**WHAT THIS EXERCISE ASKS:**
1) In the terms of sale, how often are prices generally reviewed?
2) Quote the terms of sale from "4. Carriage" up to and including "only part shipment.".
3) Check each statement against the terms of sale. For each, answer yes or no and quote the words that decide it.
(a) Telephone orders on account are accepted without a purchase order number.
(b) Carriage for a single item sent by Royal Mail is £4.95.
(c) Customers with a Credit Account must pay within 30 days of each delivery.

**EXTRACTED TEXT:**
● ● ● ● ● ● ●

1. Offers and Acceptance
No obligations shall arise as a result of a catalogue entry, quotation or any other offer until the Company accepts an order from the person, ompany, or other organisation with whom the sale or supply of products is conducted (The Purchaser). In the event of any inconsistency between the Company's and Purchaser's terms and conditions, the Company's terms and conditions of sale shall prevail unless, and until, variation by express agreement is accepted in writing by both parties.
2. Orders
Where possible, orders should be made using the Company's order codes and order form. Please make a note of your customer number and/or account number and quote them on all orders. Products are supplied as shown in the Company's latest catalogue, unless the product has been superseded. Telephone orders will only be accepted on account when a purchase order number is given. Confirmation orders are not required, but if they are sent they must be marked 'Confirmation Only'. Failure to mark written confirmation orders could result in duplicated deliveries and in such case The Purchaser will be liable for the full purchase price, or alternatively, be subject to The Company's returns procedure. Prices and delivery for items covered by schedule orders need to be made in writing and are strictly in accordance with the terms quoted by the Company and accepted by the Purchaser. Any variation in delivery requirements may be subject to price alteration. The Purchaser will be liable for any stocks held against an order at the end of the contract period.
3. Prices
The Company reserves the right to alter prices any time, without prior notice. In general, prices are reviewed every six months, at which time some prices may change. The price charged for all goods will normally be that ruling at the date of acceptance of the order. All prices are subject to Value Added Tax (VAT) at the relevant rate ruling on the date of despatch.
4. Carriage
All orders are subject to carriage: Single items by Royal Mail £4.95. Multiple items will be despatched by Carrier and will be quoted at time of order. All other despatches i.e. by Pallet are subject to special quotation. (Highlands & Islands subject to quote).
5. Payment
a) Terms of payment are strictly cash with order or Credit / Debit Card payment unless a Credit Account has been established with The Company.
b) Where a Credit Account has been established with The Company, payment must be made within 30 days of each delivery, whether the goods delivered are the whole order or only part shipment.

● ● ● ● ● ● ●

**RECORD SET:**
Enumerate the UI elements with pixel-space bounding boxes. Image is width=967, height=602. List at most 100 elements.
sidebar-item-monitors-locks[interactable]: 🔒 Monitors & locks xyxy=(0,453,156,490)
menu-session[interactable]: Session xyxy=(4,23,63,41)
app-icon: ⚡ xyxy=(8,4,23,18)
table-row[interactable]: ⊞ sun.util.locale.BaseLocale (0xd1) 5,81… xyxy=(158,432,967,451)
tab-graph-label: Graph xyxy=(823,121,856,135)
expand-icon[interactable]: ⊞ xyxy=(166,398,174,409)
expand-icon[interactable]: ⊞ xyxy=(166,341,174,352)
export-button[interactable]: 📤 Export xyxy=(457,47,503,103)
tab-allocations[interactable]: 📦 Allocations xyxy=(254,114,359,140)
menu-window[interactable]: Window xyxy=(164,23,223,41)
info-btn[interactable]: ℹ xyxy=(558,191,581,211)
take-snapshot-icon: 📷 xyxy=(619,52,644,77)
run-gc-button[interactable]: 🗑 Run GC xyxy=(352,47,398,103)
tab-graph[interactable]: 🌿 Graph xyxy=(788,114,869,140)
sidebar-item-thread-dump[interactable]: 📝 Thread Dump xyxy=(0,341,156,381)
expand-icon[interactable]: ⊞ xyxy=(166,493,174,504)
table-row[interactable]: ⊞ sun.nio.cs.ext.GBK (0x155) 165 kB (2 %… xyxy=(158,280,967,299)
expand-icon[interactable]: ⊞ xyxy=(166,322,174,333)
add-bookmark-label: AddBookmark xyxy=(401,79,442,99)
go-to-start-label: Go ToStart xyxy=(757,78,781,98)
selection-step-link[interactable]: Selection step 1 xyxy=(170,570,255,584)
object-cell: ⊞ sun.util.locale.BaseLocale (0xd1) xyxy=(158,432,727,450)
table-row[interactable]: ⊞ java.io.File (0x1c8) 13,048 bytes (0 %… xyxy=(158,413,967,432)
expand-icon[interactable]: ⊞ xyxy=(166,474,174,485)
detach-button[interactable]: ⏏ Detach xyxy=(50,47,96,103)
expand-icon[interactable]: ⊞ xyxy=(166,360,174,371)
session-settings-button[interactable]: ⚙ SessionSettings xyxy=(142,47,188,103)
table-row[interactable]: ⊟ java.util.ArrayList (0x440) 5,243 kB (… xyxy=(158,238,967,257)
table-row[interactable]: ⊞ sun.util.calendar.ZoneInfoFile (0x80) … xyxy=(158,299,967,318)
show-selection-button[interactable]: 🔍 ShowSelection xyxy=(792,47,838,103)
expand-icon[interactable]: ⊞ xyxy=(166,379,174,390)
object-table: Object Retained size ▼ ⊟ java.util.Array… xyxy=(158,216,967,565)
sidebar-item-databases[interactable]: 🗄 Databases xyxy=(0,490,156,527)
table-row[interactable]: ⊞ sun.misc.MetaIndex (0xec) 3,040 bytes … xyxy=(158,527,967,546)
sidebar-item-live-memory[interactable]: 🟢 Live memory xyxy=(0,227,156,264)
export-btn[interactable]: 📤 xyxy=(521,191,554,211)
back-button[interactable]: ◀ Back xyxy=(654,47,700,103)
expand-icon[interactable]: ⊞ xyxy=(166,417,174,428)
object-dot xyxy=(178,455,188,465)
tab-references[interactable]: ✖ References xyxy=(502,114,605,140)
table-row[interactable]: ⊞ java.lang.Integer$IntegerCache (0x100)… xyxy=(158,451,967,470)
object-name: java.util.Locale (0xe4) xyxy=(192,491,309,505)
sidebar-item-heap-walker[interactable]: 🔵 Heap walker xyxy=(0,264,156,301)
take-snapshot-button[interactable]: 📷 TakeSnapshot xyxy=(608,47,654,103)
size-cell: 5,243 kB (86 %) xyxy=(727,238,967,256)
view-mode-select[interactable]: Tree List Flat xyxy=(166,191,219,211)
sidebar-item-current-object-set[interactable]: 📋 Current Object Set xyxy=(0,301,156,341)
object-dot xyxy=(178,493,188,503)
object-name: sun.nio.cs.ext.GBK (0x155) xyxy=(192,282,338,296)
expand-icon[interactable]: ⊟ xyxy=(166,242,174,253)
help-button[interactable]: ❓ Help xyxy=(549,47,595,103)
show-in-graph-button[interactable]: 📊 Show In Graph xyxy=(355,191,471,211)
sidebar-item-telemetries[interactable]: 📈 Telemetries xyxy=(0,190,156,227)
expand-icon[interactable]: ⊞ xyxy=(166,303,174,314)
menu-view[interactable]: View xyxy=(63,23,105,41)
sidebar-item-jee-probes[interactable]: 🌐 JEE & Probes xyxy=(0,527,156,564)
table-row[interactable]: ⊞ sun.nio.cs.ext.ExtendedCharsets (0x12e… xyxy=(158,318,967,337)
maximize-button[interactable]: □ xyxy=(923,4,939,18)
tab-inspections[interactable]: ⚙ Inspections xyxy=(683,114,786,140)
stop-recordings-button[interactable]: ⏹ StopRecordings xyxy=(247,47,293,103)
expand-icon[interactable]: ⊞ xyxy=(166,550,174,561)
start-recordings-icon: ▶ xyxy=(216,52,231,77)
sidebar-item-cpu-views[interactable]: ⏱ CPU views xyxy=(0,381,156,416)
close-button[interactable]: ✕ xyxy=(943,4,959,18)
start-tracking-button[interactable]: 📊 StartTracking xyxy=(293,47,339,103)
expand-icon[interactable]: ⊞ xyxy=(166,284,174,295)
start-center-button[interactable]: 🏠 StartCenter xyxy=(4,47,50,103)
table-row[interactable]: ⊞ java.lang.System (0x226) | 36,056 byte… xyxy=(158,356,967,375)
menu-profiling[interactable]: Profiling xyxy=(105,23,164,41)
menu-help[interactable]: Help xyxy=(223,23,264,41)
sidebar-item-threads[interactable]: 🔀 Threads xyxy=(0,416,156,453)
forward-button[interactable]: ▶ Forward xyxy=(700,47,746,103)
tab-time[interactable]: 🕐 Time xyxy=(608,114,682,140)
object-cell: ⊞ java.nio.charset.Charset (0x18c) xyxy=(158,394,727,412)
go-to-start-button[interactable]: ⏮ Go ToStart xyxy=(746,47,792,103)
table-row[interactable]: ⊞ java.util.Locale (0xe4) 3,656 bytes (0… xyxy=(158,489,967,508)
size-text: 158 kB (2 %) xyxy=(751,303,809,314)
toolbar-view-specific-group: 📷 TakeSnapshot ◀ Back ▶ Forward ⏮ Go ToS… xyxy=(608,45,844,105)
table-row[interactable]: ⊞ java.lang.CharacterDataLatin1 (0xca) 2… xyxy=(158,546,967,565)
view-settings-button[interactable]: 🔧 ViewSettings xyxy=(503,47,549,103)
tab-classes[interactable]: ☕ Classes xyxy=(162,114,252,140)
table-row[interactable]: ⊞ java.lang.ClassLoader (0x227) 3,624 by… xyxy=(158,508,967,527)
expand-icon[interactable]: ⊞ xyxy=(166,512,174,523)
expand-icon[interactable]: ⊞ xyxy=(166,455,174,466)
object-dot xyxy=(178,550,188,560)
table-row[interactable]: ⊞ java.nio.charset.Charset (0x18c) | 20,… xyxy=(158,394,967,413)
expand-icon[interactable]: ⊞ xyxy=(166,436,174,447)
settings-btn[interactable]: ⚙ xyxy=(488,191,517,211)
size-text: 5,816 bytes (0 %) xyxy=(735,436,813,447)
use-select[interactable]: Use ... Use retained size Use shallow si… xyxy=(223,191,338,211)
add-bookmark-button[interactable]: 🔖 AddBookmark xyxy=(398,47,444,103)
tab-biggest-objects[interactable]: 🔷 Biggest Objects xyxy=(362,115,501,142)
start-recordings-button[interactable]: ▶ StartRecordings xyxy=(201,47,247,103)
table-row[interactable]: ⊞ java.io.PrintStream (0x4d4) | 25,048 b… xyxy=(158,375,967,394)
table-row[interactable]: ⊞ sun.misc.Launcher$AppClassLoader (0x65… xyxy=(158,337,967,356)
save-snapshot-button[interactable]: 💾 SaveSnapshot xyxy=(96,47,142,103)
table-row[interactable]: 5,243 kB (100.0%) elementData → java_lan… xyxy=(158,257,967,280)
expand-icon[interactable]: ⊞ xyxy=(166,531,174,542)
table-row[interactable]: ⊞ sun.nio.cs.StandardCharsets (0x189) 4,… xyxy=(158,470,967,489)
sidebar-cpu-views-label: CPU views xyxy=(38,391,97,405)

● ● ● ● ● ● ●

**THE SOLUTIONS:**
1) Every six months.

2)
4. Carriage
All orders are subject to carriage: Single items by Royal Mail £4.95. Multiple items will be despatched by Carrier and will be quoted at time of order. All other despatches i.e. by Pallet are subject to special quotation. (Highlands & Islands subject to quote).
5. Payment
a) Terms of payment are strictly cash with order or Credit / Debit Card payment unless a Credit Account has been established with The Company.
b) Where a Credit Account has been established with The Company, payment must be made within 30 days of each delivery, whether the goods delivered are the whole order or only part shipment.

3)
(a) No: "Telephone orders will only be accepted on account when a purchase order number is given."
(b) Yes: "Single items by Royal Mail £4.95."
(c) Yes: "payment must be made within 30 days of each delivery"